Return every record below exactly as written, omitting any pictures.

[start Task data]

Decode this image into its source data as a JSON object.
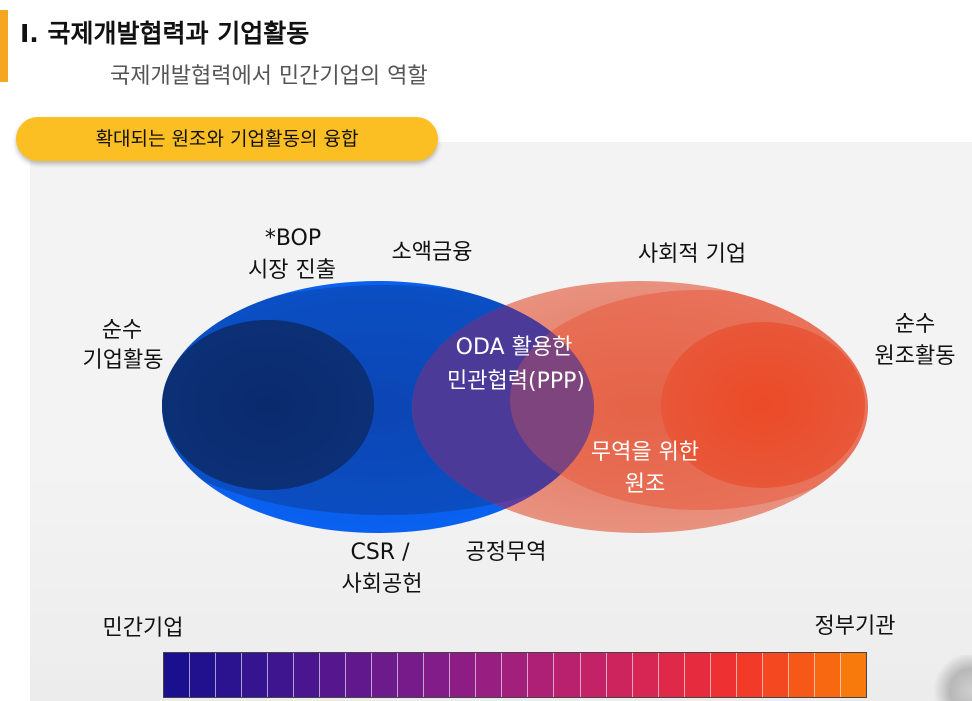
{
  "header": {
    "title": "I. 국제개발협력과 기업활동",
    "subtitle": "국제개발협력에서 민간기업의 역할"
  },
  "section": {
    "badge_label": "확대되는 원조와 기업활동의 융합"
  },
  "diagram": {
    "labels": {
      "bop": "*BOP",
      "bop_market": "시장 진출",
      "microfinance": "소액금융",
      "social_enterprise": "사회적 기업",
      "pure_business_line1": "순수",
      "pure_business_line2": "기업활동",
      "pure_aid_line1": "순수",
      "pure_aid_line2": "원조활동",
      "oda_ppp_line1": "ODA 활용한",
      "oda_ppp_line2": "민관협력(PPP)",
      "aid_for_trade_line1": "무역을 위한",
      "aid_for_trade_line2": "원조",
      "csr_line1": "CSR /",
      "csr_line2": "사회공헌",
      "fair_trade": "공정무역"
    },
    "colors": {
      "private_sector": "#0a63f2",
      "public_sector": "#e6866f",
      "overlap": "#5d3fa0",
      "inner_private": "#0b2d73",
      "inner_public": "#ea5030"
    }
  },
  "scale": {
    "left_label": "민간기업",
    "right_label": "정부기관",
    "colors": [
      "#1a0f8f",
      "#22118f",
      "#2b1390",
      "#35148f",
      "#3f158f",
      "#4a168f",
      "#56178e",
      "#61188d",
      "#6c1a8c",
      "#771b8a",
      "#821c88",
      "#8d1d85",
      "#981e81",
      "#a31f7c",
      "#ae2076",
      "#b9216f",
      "#c42267",
      "#ce245e",
      "#d82654",
      "#e02849",
      "#e72b3e",
      "#ee3033",
      "#f23a29",
      "#f44820",
      "#f65818",
      "#f76811",
      "#f87a0c"
    ]
  }
}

[end Task data]

## Exercise solution
Decode this image into its source data as a JSON object.
{
  "header": {
    "title": "I. 국제개발협력과 기업활동",
    "subtitle": "국제개발협력에서 민간기업의 역할"
  },
  "section": {
    "badge_label": "확대되는 원조와 기업활동의 융합"
  },
  "diagram": {
    "labels": {
      "bop": "*BOP",
      "bop_market": "시장 진출",
      "microfinance": "소액금융",
      "social_enterprise": "사회적 기업",
      "pure_business_line1": "순수",
      "pure_business_line2": "기업활동",
      "pure_aid_line1": "순수",
      "pure_aid_line2": "원조활동",
      "oda_ppp_line1": "ODA 활용한",
      "oda_ppp_line2": "민관협력(PPP)",
      "aid_for_trade_line1": "무역을 위한",
      "aid_for_trade_line2": "원조",
      "csr_line1": "CSR /",
      "csr_line2": "사회공헌",
      "fair_trade": "공정무역"
    },
    "colors": {
      "private_sector": "#0a63f2",
      "public_sector": "#e6866f",
      "overlap": "#5d3fa0",
      "inner_private": "#0b2d73",
      "inner_public": "#ea5030"
    }
  },
  "scale": {
    "left_label": "민간기업",
    "right_label": "정부기관",
    "colors": [
      "#1a0f8f",
      "#22118f",
      "#2b1390",
      "#35148f",
      "#3f158f",
      "#4a168f",
      "#56178e",
      "#61188d",
      "#6c1a8c",
      "#771b8a",
      "#821c88",
      "#8d1d85",
      "#981e81",
      "#a31f7c",
      "#ae2076",
      "#b9216f",
      "#c42267",
      "#ce245e",
      "#d82654",
      "#e02849",
      "#e72b3e",
      "#ee3033",
      "#f23a29",
      "#f44820",
      "#f65818",
      "#f76811",
      "#f87a0c"
    ]
  }
}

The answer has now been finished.